[Written problem]: Please reproduce the records word for word, from the first line up to and including the line that contains "products-table: TITLE CREATED".

[Source data]:
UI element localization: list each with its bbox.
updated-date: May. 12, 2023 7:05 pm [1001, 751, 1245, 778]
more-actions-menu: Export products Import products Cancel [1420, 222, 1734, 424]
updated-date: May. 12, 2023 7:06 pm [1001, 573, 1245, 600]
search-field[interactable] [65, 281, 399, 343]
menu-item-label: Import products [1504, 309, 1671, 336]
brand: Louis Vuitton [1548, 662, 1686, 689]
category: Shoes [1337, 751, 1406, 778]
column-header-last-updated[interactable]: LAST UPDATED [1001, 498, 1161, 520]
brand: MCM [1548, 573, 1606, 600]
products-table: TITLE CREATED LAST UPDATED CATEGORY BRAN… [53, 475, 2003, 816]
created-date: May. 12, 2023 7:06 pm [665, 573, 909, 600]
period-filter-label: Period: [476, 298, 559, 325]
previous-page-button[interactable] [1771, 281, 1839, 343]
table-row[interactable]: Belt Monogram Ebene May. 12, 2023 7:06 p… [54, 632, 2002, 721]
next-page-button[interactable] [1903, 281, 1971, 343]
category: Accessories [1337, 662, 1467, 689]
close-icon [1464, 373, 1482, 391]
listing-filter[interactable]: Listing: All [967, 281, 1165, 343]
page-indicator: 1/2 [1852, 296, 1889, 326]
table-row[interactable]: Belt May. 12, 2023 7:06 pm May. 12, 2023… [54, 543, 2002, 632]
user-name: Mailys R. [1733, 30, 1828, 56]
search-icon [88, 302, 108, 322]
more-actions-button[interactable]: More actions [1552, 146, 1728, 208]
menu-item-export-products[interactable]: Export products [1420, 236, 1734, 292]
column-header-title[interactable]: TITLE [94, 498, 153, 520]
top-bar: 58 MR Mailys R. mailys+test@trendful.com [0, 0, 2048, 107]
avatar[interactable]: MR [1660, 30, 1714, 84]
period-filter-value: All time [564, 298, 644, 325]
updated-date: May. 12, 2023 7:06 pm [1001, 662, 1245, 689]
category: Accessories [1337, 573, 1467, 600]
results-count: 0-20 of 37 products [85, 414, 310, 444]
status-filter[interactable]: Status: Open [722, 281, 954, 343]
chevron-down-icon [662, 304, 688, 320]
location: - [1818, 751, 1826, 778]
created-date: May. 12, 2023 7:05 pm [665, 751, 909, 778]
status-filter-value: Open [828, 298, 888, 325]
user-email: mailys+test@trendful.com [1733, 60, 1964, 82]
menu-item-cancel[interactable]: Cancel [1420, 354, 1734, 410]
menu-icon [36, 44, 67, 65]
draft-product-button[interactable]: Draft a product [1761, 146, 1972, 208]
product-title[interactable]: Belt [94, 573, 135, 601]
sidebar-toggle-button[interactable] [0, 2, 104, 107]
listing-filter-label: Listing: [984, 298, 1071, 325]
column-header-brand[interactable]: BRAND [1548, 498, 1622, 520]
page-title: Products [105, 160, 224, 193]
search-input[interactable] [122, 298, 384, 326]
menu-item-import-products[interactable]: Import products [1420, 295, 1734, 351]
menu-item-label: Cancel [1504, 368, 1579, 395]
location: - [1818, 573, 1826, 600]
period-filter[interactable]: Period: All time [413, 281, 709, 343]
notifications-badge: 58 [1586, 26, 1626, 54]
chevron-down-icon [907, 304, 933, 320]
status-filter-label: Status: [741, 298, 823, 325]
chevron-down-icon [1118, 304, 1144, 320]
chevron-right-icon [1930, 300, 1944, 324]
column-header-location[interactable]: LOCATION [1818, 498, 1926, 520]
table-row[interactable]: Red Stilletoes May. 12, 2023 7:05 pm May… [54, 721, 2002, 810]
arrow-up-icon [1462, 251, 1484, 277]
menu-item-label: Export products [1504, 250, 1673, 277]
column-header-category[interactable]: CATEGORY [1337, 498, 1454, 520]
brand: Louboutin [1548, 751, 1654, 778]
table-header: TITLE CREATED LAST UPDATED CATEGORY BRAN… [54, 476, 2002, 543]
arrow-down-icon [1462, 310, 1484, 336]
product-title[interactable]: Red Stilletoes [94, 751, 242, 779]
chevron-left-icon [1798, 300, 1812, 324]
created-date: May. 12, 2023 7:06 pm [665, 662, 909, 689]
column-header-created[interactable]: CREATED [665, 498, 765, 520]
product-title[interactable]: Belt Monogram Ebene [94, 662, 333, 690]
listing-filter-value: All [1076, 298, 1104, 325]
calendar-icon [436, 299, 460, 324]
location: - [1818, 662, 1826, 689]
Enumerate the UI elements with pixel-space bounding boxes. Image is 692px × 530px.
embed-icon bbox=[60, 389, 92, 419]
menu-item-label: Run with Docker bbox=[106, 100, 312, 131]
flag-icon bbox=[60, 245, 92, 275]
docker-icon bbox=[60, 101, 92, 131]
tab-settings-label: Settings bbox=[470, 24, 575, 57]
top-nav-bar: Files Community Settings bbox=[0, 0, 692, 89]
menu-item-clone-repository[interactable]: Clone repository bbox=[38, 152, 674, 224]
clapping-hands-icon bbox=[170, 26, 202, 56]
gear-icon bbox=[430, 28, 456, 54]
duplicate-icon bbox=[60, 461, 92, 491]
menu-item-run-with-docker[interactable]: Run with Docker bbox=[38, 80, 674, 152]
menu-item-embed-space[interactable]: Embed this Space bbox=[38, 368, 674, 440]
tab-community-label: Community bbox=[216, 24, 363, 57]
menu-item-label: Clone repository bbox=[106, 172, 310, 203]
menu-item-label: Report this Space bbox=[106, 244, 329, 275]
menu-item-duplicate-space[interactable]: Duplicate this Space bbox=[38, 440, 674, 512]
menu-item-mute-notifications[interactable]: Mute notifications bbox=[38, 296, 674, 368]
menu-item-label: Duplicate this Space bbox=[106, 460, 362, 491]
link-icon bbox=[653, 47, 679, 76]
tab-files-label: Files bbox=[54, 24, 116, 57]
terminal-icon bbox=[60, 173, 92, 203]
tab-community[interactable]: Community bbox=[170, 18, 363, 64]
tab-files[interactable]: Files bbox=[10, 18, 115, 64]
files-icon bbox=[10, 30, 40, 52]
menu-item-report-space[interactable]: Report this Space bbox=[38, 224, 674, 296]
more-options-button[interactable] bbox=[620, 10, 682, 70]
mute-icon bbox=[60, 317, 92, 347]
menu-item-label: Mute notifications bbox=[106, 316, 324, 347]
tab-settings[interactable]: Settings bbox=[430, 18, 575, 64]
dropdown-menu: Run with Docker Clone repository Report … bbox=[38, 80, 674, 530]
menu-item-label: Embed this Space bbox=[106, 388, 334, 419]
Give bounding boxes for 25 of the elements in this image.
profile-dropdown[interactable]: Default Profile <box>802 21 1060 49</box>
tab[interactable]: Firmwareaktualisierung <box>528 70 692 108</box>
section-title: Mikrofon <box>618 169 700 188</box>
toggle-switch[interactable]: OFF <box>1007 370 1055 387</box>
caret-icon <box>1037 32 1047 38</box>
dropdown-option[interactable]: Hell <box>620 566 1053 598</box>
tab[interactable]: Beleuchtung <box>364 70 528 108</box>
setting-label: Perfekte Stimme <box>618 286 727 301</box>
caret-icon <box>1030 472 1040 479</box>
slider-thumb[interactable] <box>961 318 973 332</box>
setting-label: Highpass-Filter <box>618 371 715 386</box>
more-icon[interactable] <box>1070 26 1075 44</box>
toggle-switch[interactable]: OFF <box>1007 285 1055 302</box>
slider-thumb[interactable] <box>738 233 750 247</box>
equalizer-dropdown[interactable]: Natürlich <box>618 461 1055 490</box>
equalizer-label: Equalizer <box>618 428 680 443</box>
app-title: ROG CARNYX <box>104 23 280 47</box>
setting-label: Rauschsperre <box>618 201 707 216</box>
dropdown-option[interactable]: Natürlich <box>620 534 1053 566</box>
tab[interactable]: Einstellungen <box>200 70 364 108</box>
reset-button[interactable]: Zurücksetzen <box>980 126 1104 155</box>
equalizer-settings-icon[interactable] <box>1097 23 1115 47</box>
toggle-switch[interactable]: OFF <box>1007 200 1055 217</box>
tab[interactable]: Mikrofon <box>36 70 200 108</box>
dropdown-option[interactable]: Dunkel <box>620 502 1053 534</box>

[Answer to this task]:
UI element localization: list each with its bbox.
updated-date: May. 12, 2023 7:05 pm [1001, 751, 1245, 778]
more-actions-menu: Export products Import products Cancel [1420, 222, 1734, 424]
updated-date: May. 12, 2023 7:06 pm [1001, 573, 1245, 600]
search-field[interactable] [65, 281, 399, 343]
menu-item-label: Import products [1504, 309, 1671, 336]
brand: Louis Vuitton [1548, 662, 1686, 689]
category: Shoes [1337, 751, 1406, 778]
column-header-last-updated[interactable]: LAST UPDATED [1001, 498, 1161, 520]
brand: MCM [1548, 573, 1606, 600]
products-table: TITLE CREATED LAST UPDATED CATEGORY BRAN… [53, 475, 2003, 816]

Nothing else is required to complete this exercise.